■ INFORMATION SUPPLIED
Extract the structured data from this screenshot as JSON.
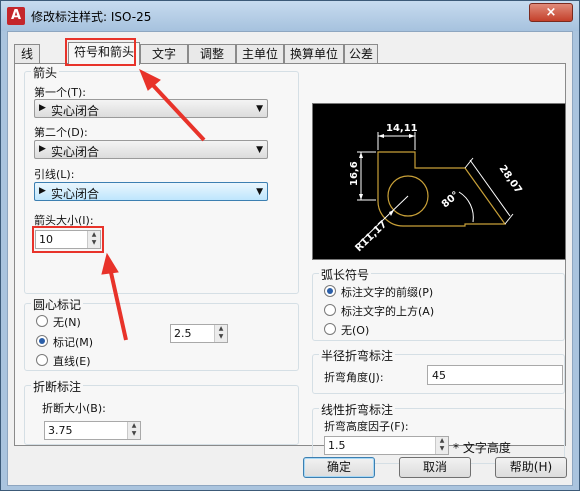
{
  "window": {
    "title": "修改标注样式: ISO-25",
    "app_icon": "A",
    "close_glyph": "×"
  },
  "tabs": [
    {
      "label": "线",
      "active": false
    },
    {
      "label": "符号和箭头",
      "active": true
    },
    {
      "label": "文字",
      "active": false
    },
    {
      "label": "调整",
      "active": false
    },
    {
      "label": "主单位",
      "active": false
    },
    {
      "label": "换算单位",
      "active": false
    },
    {
      "label": "公差",
      "active": false
    }
  ],
  "arrowheads": {
    "group_title": "箭头",
    "first_label": "第一个(T):",
    "first_value": "实心闭合",
    "second_label": "第二个(D):",
    "second_value": "实心闭合",
    "leader_label": "引线(L):",
    "leader_value": "实心闭合",
    "size_label": "箭头大小(I):",
    "size_value": "10"
  },
  "center_marks": {
    "group_title": "圆心标记",
    "none_label": "无(N)",
    "mark_label": "标记(M)",
    "line_label": "直线(E)",
    "selected": "mark",
    "size_value": "2.5"
  },
  "break": {
    "group_title": "折断标注",
    "size_label": "折断大小(B):",
    "size_value": "3.75"
  },
  "preview": {
    "dim_top": "14,11",
    "dim_left": "16,6",
    "dim_right": "28,07",
    "dim_angle": "80°",
    "dim_radius": "R11,17"
  },
  "arc_symbol": {
    "group_title": "弧长符号",
    "opt_prefix": "标注文字的前缀(P)",
    "opt_above": "标注文字的上方(A)",
    "opt_none": "无(O)",
    "selected": "prefix"
  },
  "radius_jog": {
    "group_title": "半径折弯标注",
    "angle_label": "折弯角度(J):",
    "angle_value": "45"
  },
  "linear_jog": {
    "group_title": "线性折弯标注",
    "factor_label": "折弯高度因子(F):",
    "factor_value": "1.5",
    "unit_label": "* 文字高度"
  },
  "buttons": {
    "ok": "确定",
    "cancel": "取消",
    "help": "帮助(H)"
  },
  "colors": {
    "highlight_red": "#e8332a",
    "preview_line": "#c8a038"
  }
}
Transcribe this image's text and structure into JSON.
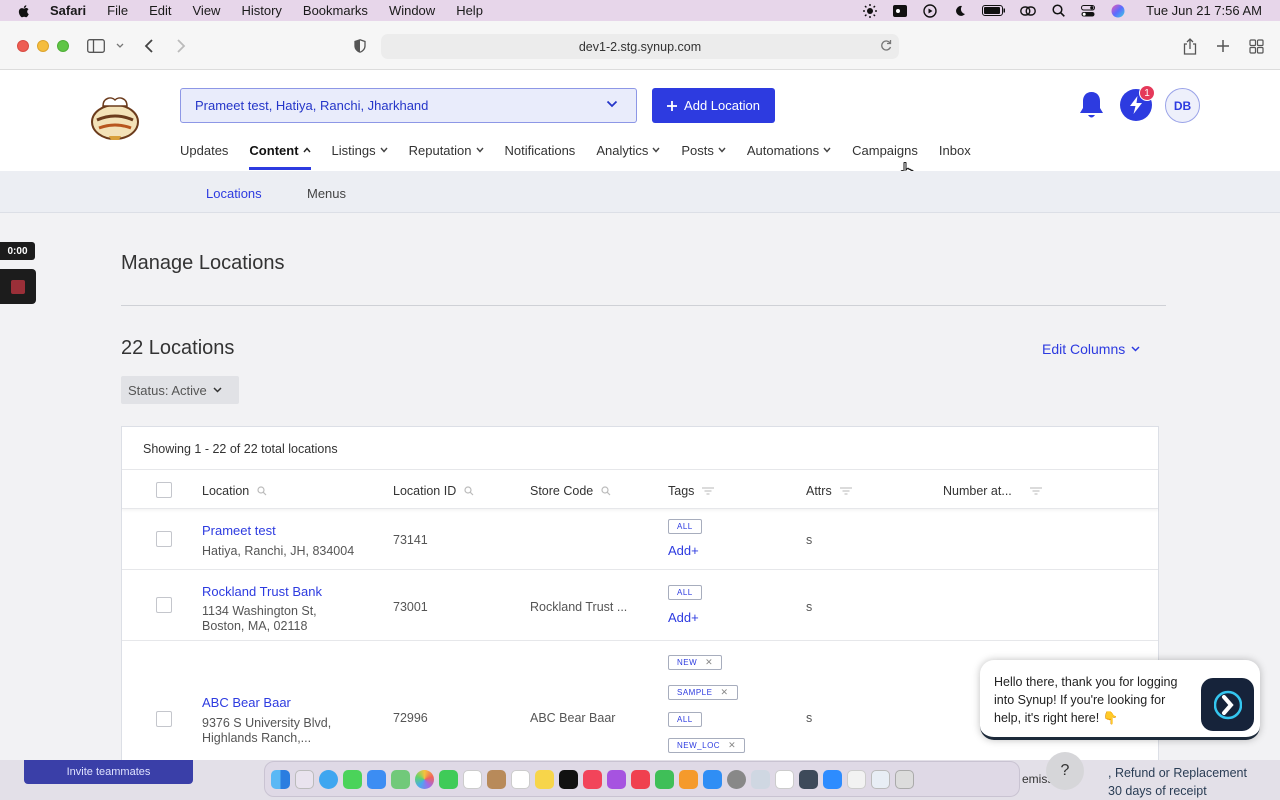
{
  "menubar": {
    "app": "Safari",
    "items": [
      "File",
      "Edit",
      "View",
      "History",
      "Bookmarks",
      "Window",
      "Help"
    ],
    "clock": "Tue Jun 21  7:56 AM"
  },
  "browser": {
    "url": "dev1-2.stg.synup.com"
  },
  "header": {
    "location_select": "Prameet test, Hatiya, Ranchi, Jharkhand",
    "add_location": "Add Location",
    "notification_badge": "1",
    "avatar_initials": "DB"
  },
  "nav": {
    "items": [
      {
        "label": "Updates",
        "caret": ""
      },
      {
        "label": "Content",
        "caret": "⌃"
      },
      {
        "label": "Listings",
        "caret": "⌄"
      },
      {
        "label": "Reputation",
        "caret": "⌄"
      },
      {
        "label": "Notifications",
        "caret": ""
      },
      {
        "label": "Analytics",
        "caret": "⌄"
      },
      {
        "label": "Posts",
        "caret": "⌄"
      },
      {
        "label": "Automations",
        "caret": "⌄"
      },
      {
        "label": "Campaigns",
        "caret": ""
      },
      {
        "label": "Inbox",
        "caret": ""
      }
    ]
  },
  "subnav": {
    "items": [
      "Locations",
      "Menus"
    ]
  },
  "recorder": {
    "timer": "0:00"
  },
  "main": {
    "title": "Manage Locations",
    "count_title": "22 Locations",
    "edit_columns": "Edit Columns",
    "status_filter": "Status: Active"
  },
  "table": {
    "showing": "Showing 1 - 22 of 22 total locations",
    "columns": [
      "Location",
      "Location ID",
      "Store Code",
      "Tags",
      "Attrs",
      "Number at..."
    ],
    "rows": [
      {
        "name": "Prameet test",
        "address_line1": "Hatiya, Ranchi, JH, 834004",
        "address_line2": "",
        "location_id": "73141",
        "store_code": "",
        "tags": [
          "ALL"
        ],
        "add_label": "Add+",
        "attrs": "s"
      },
      {
        "name": "Rockland Trust Bank",
        "address_line1": "1134 Washington St,",
        "address_line2": "Boston, MA, 02118",
        "location_id": "73001",
        "store_code": "Rockland Trust ...",
        "tags": [
          "ALL"
        ],
        "add_label": "Add+",
        "attrs": "s"
      },
      {
        "name": "ABC Bear Baar",
        "address_line1": "9376 S University Blvd,",
        "address_line2": "Highlands Ranch,...",
        "location_id": "72996",
        "store_code": "ABC Bear Baar",
        "tags": [
          "NEW",
          "SAMPLE",
          "ALL",
          "NEW_LOC"
        ],
        "attrs": "s"
      }
    ]
  },
  "chat": {
    "message": "Hello there, thank you for logging into Synup! If you're looking for help, it's right here! 👇"
  },
  "background": {
    "invite": "Invite teammates",
    "partial_text": "emiss",
    "refund_line1": ", Refund or Replacement",
    "refund_line2": "30 days of receipt"
  },
  "colors": {
    "accent": "#2d3be0",
    "menubar": "#e7d6ea",
    "page_bg": "#f2f2f4"
  }
}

■ WHAT THE TASK REQUIRES
List all lines holding the string "Rockland".

■ RESPONSE FOR THIS EXERCISE
        "name": "Rockland Trust Bank",
        "store_code": "Rockland Trust ...",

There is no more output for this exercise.